Edit the entries below by replacing every "document-body" with "page-body" and leaving everything else unchanged, then write out the edited entries without the pictures.

Data provided:

:::

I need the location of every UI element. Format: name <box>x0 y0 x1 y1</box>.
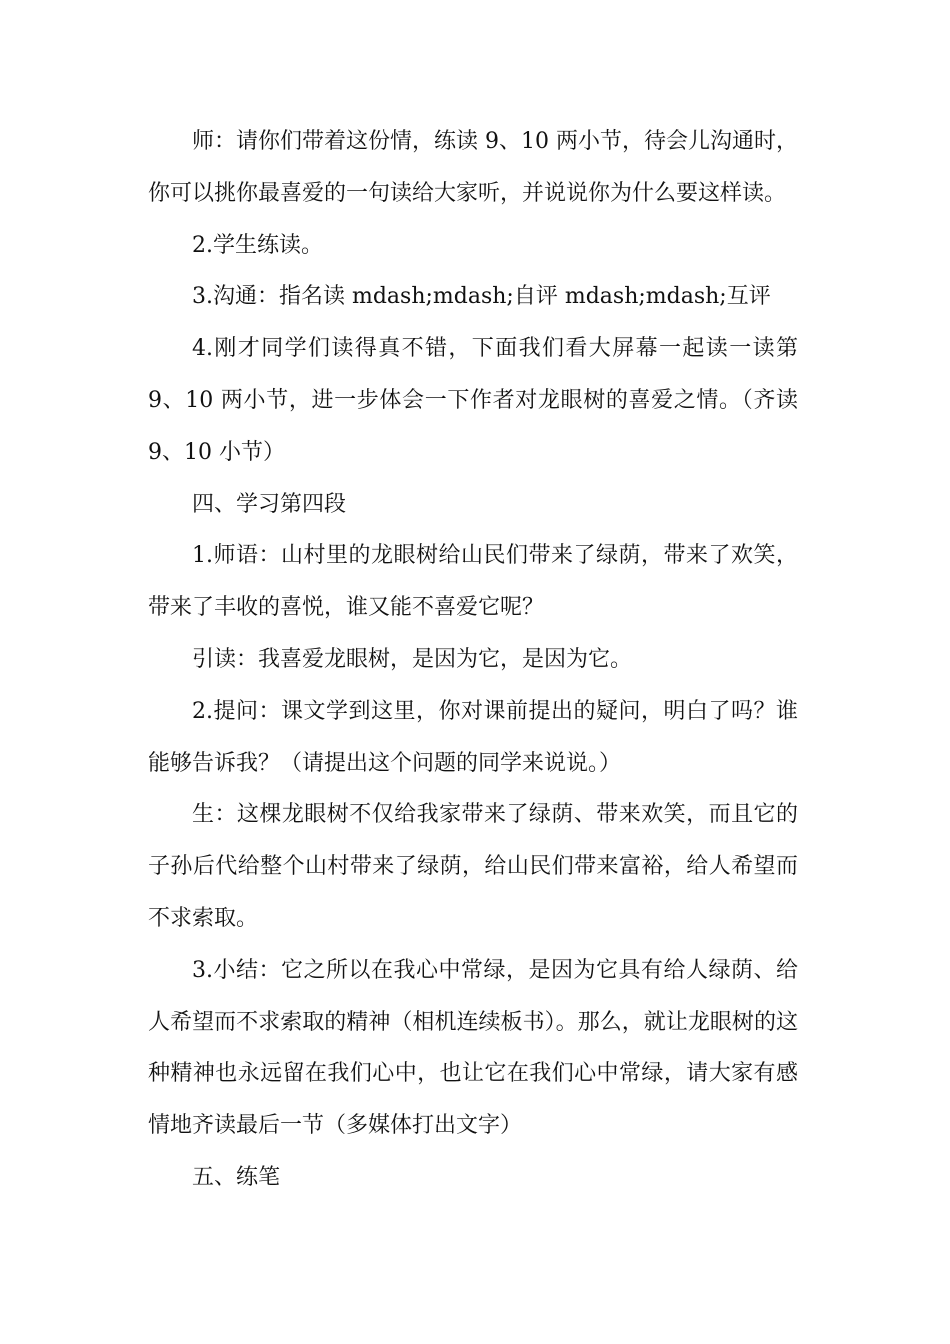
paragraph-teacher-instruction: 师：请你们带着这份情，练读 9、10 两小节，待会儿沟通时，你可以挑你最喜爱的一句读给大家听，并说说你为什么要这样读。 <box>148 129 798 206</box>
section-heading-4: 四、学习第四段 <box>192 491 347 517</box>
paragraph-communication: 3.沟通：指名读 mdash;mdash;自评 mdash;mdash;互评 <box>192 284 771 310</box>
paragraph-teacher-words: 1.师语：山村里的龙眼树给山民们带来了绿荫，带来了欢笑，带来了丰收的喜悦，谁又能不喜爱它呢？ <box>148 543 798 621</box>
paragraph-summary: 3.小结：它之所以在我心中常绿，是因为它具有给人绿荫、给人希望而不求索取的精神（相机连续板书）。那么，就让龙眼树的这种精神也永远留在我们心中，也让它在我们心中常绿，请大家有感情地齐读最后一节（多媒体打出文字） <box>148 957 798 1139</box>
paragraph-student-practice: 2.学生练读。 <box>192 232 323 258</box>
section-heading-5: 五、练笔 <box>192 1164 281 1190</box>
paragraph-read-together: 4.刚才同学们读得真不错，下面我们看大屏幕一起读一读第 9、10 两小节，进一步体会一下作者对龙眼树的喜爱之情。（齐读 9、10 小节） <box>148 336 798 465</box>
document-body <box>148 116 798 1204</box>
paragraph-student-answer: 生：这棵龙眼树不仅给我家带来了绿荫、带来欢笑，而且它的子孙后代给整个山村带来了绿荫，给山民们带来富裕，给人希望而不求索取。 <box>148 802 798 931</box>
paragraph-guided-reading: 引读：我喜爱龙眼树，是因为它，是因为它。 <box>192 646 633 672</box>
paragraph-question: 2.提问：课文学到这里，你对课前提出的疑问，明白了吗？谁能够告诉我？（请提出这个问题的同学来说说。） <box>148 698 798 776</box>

:::

Answer to the task:
I need the location of every UI element. Format: name <box>x0 y0 x1 y1</box>.
paragraph-teacher-instruction: 师：请你们带着这份情，练读 9、10 两小节，待会儿沟通时，你可以挑你最喜爱的一句读给大家听，并说说你为什么要这样读。 <box>148 129 798 206</box>
section-heading-4: 四、学习第四段 <box>192 491 347 517</box>
paragraph-communication: 3.沟通：指名读 mdash;mdash;自评 mdash;mdash;互评 <box>192 284 771 310</box>
paragraph-teacher-words: 1.师语：山村里的龙眼树给山民们带来了绿荫，带来了欢笑，带来了丰收的喜悦，谁又能不喜爱它呢？ <box>148 543 798 621</box>
paragraph-summary: 3.小结：它之所以在我心中常绿，是因为它具有给人绿荫、给人希望而不求索取的精神（相机连续板书）。那么，就让龙眼树的这种精神也永远留在我们心中，也让它在我们心中常绿，请大家有感情地齐读最后一节（多媒体打出文字） <box>148 957 798 1139</box>
paragraph-student-practice: 2.学生练读。 <box>192 232 323 258</box>
section-heading-5: 五、练笔 <box>192 1164 281 1190</box>
paragraph-read-together: 4.刚才同学们读得真不错，下面我们看大屏幕一起读一读第 9、10 两小节，进一步体会一下作者对龙眼树的喜爱之情。（齐读 9、10 小节） <box>148 336 798 465</box>
page-body <box>148 116 798 1204</box>
paragraph-student-answer: 生：这棵龙眼树不仅给我家带来了绿荫、带来欢笑，而且它的子孙后代给整个山村带来了绿荫，给山民们带来富裕，给人希望而不求索取。 <box>148 802 798 931</box>
paragraph-guided-reading: 引读：我喜爱龙眼树，是因为它，是因为它。 <box>192 646 633 672</box>
paragraph-question: 2.提问：课文学到这里，你对课前提出的疑问，明白了吗？谁能够告诉我？（请提出这个问题的同学来说说。） <box>148 698 798 776</box>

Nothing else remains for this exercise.